* _WRITTEN PROBLEM_
Copy the listing verbatim, excluding any images found in it.

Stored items
start

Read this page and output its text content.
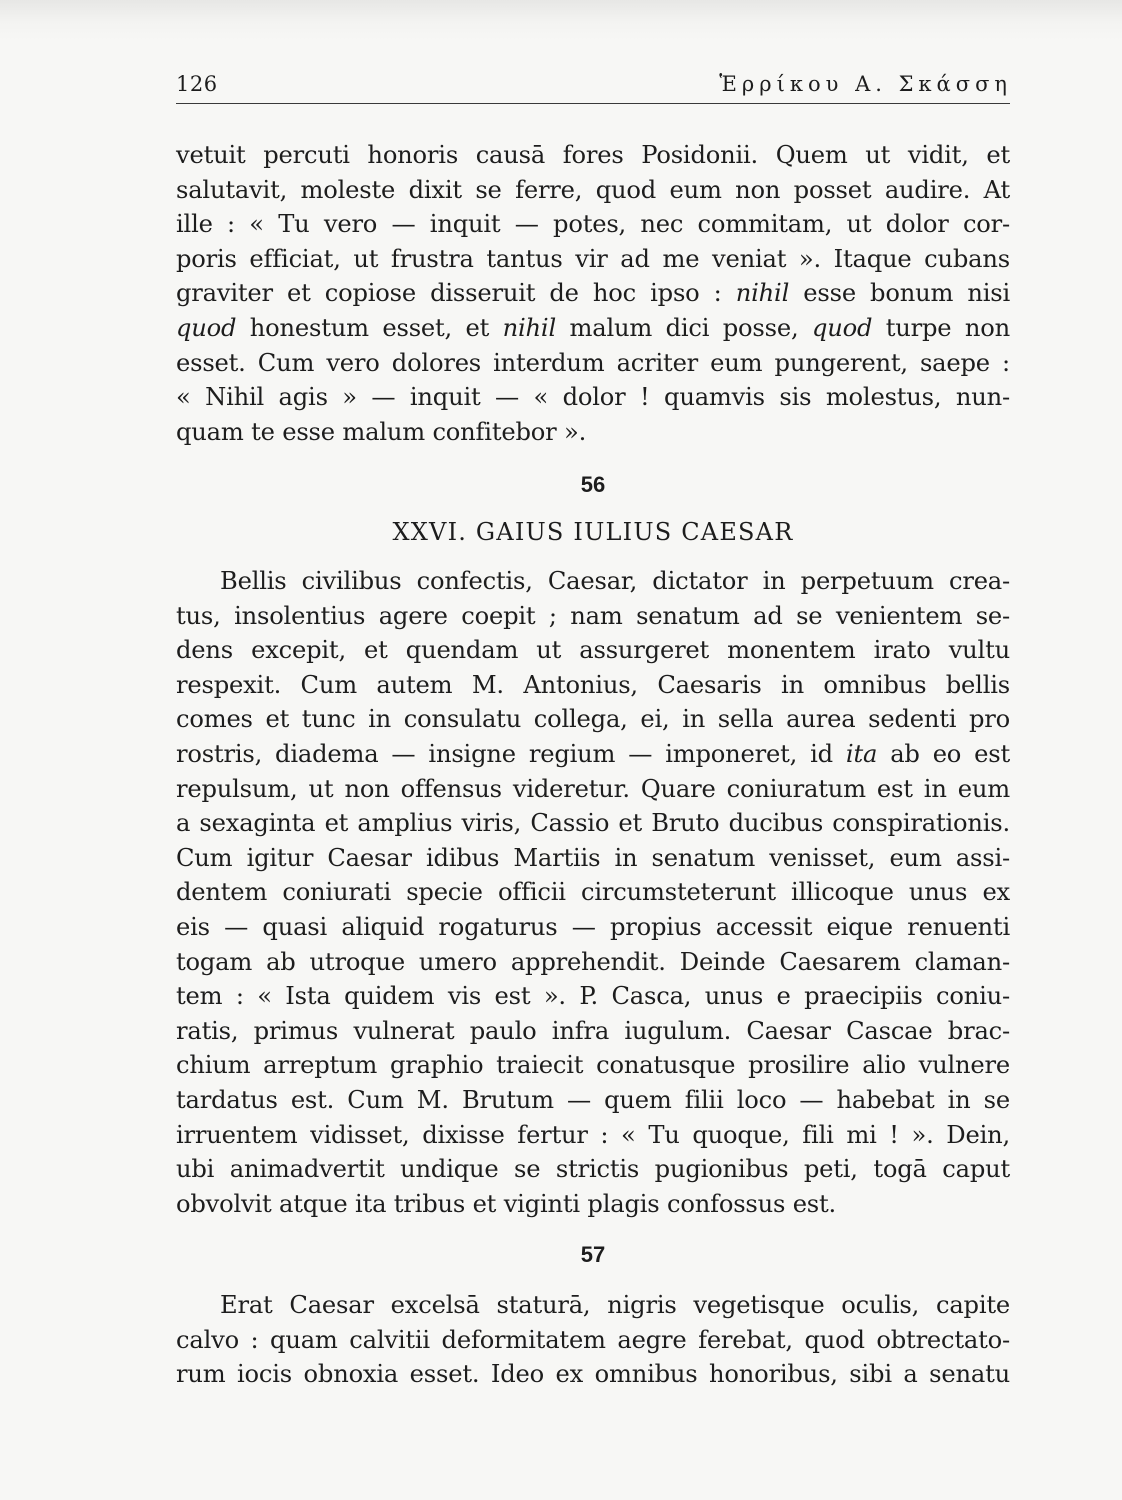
126	Ἑρρίκου Α. Σκάσση
vetuit percuti honoris causā fores Posidonii. Quem ut vidit, et
salutavit, moleste dixit se ferre, quod eum non posset audire. At
ille : « Tu vero — inquit — potes, nec commitam, ut dolor cor-
poris efficiat, ut frustra tantus vir ad me veniat ». Itaque cubans
graviter et copiose disseruit de hoc ipso : nihil esse bonum nisi
quod honestum esset, et nihil malum dici posse, quod turpe non
esset. Cum vero dolores interdum acriter eum pungerent, saepe :
« Nihil agis » — inquit — « dolor ! quamvis sis molestus, nun-
quam te esse malum confitebor ».
56
XXVI. GAIUS IULIUS CAESAR
Bellis civilibus confectis, Caesar, dictator in perpetuum crea-
tus, insolentius agere coepit ; nam senatum ad se venientem se-
dens excepit, et quendam ut assurgeret monentem irato vultu
respexit. Cum autem M. Antonius, Caesaris in omnibus bellis
comes et tunc in consulatu collega, ei, in sella aurea sedenti pro
rostris, diadema — insigne regium — imponeret, id ita ab eo est
repulsum, ut non offensus videretur. Quare coniuratum est in eum
a sexaginta et amplius viris, Cassio et Bruto ducibus conspirationis.
Cum igitur Caesar idibus Martiis in senatum venisset, eum assi-
dentem coniurati specie officii circumsteterunt illicoque unus ex
eis — quasi aliquid rogaturus — propius accessit eique renuenti
togam ab utroque umero apprehendit. Deinde Caesarem claman-
tem : « Ista quidem vis est ». P. Casca, unus e praecipiis coniu-
ratis, primus vulnerat paulo infra iugulum. Caesar Cascae brac-
chium arreptum graphio traiecit conatusque prosilire alio vulnere
tardatus est. Cum M. Brutum — quem filii loco — habebat in se
irruentem vidisset, dixisse fertur : « Tu quoque, fili mi ! ». Dein,
ubi animadvertit undique se strictis pugionibus peti, togā caput
obvolvit atque ita tribus et viginti plagis confossus est.
57
Erat Caesar excelsā staturā, nigris vegetisque oculis, capite
calvo : quam calvitii deformitatem aegre ferebat, quod obtrectato-
rum iocis obnoxia esset. Ideo ex omnibus honoribus, sibi a senatu
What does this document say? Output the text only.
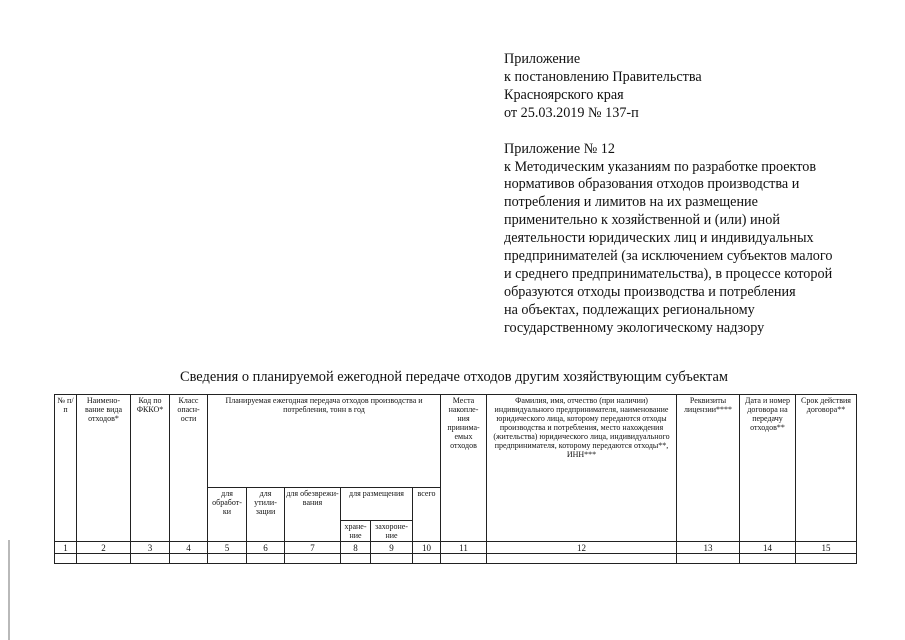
Приложение
к постановлению Правительства
Красноярского края
от 25.03.2019 № 137-п
Приложение № 12
к Методическим указаниям по разработке проектов
нормативов образования отходов производства и
потребления и лимитов на их размещение
применительно к хозяйственной и (или) иной
деятельности юридических лиц и индивидуальных
предпринимателей (за исключением субъектов малого
и среднего предпринимательства), в процессе которой
образуются отходы производства и потребления
на объектах, подлежащих региональному
государственному экологическому надзору
Сведения о планируемой ежегодной передаче отходов другим хозяйствующим субъектам
№ п/п	Наимено- вание вида отходов*	Код по ФККО*	Класс опасн- ости	Планируемая ежегодная передача отходов производства и потребления, тонн в год						Места накопле- ния принима- емых отходов	Фамилия, имя, отчество (при наличии) индивидуального предпринимателя, наименование юридического лица, которому передаются отходы производства и потребления, место нахождения (жительства) юридического лица, индивидуального предпринимателя, которому передаются отходы**, ИНН***	Реквизиты лицензии****	Дата и номер договора на передачу отходов**	Срок действия договора**
				для обработ- ки	для утили- зации	для обезврежи- вания	для размещения		всего					

							хране- ние	захороне- ние						
1	2	3	4	5	6	7	8	9	10	11	12	13	14	15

end

* _RESULT OF THIS EXERCISE_
Read this page and output its text content.
126	Ἑρρίκου Α. Σκάσση
vetuit percuti honoris causā fores Posidonii. Quem ut vidit, et
salutavit, moleste dixit se ferre, quod eum non posset audire. At
ille : « Tu vero — inquit — potes, nec commitam, ut dolor cor-
poris efficiat, ut frustra tantus vir ad me veniat ». Itaque cubans
graviter et copiose disseruit de hoc ipso : nihil esse bonum nisi
quod honestum esset, et nihil malum dici posse, quod turpe non
esset. Cum vero dolores interdum acriter eum pungerent, saepe :
« Nihil agis » — inquit — « dolor ! quamvis sis molestus, nun-
quam te esse malum confitebor ».
56
XXVI. GAIUS IULIUS CAESAR
Bellis civilibus confectis, Caesar, dictator in perpetuum crea-
tus, insolentius agere coepit ; nam senatum ad se venientem se-
dens excepit, et quendam ut assurgeret monentem irato vultu
respexit. Cum autem M. Antonius, Caesaris in omnibus bellis
comes et tunc in consulatu collega, ei, in sella aurea sedenti pro
rostris, diadema — insigne regium — imponeret, id ita ab eo est
repulsum, ut non offensus videretur. Quare coniuratum est in eum
a sexaginta et amplius viris, Cassio et Bruto ducibus conspirationis.
Cum igitur Caesar idibus Martiis in senatum venisset, eum assi-
dentem coniurati specie officii circumsteterunt illicoque unus ex
eis — quasi aliquid rogaturus — propius accessit eique renuenti
togam ab utroque umero apprehendit. Deinde Caesarem claman-
tem : « Ista quidem vis est ». P. Casca, unus e praecipiis coniu-
ratis, primus vulnerat paulo infra iugulum. Caesar Cascae brac-
chium arreptum graphio traiecit conatusque prosilire alio vulnere
tardatus est. Cum M. Brutum — quem filii loco — habebat in se
irruentem vidisset, dixisse fertur : « Tu quoque, fili mi ! ». Dein,
ubi animadvertit undique se strictis pugionibus peti, togā caput
obvolvit atque ita tribus et viginti plagis confossus est.
57
Erat Caesar excelsā staturā, nigris vegetisque oculis, capite
calvo : quam calvitii deformitatem aegre ferebat, quod obtrectato-
rum iocis obnoxia esset. Ideo ex omnibus honoribus, sibi a senatu
What does this document say? Output the text only.
Приложение
к постановлению Правительства
Красноярского края
от 25.03.2019 № 137-п
Приложение № 12
к Методическим указаниям по разработке проектов
нормативов образования отходов производства и
потребления и лимитов на их размещение
применительно к хозяйственной и (или) иной
деятельности юридических лиц и индивидуальных
предпринимателей (за исключением субъектов малого
и среднего предпринимательства), в процессе которой
образуются отходы производства и потребления
на объектах, подлежащих региональному
государственному экологическому надзору
Сведения о планируемой ежегодной передаче отходов другим хозяйствующим субъектам
№ п/п	Наимено- вание вида отходов*	Код по ФККО*	Класс опасн- ости	Планируемая ежегодная передача отходов производства и потребления, тонн в год						Места накопле- ния принима- емых отходов	Фамилия, имя, отчество (при наличии) индивидуального предпринимателя, наименование юридического лица, которому передаются отходы производства и потребления, место нахождения (жительства) юридического лица, индивидуального предпринимателя, которому передаются отходы**, ИНН***	Реквизиты лицензии****	Дата и номер договора на передачу отходов**	Срок действия договора**
				для обработ- ки	для утили- зации	для обезврежи- вания	для размещения		всего					

							хране- ние	захороне- ние						
1	2	3	4	5	6	7	8	9	10	11	12	13	14	15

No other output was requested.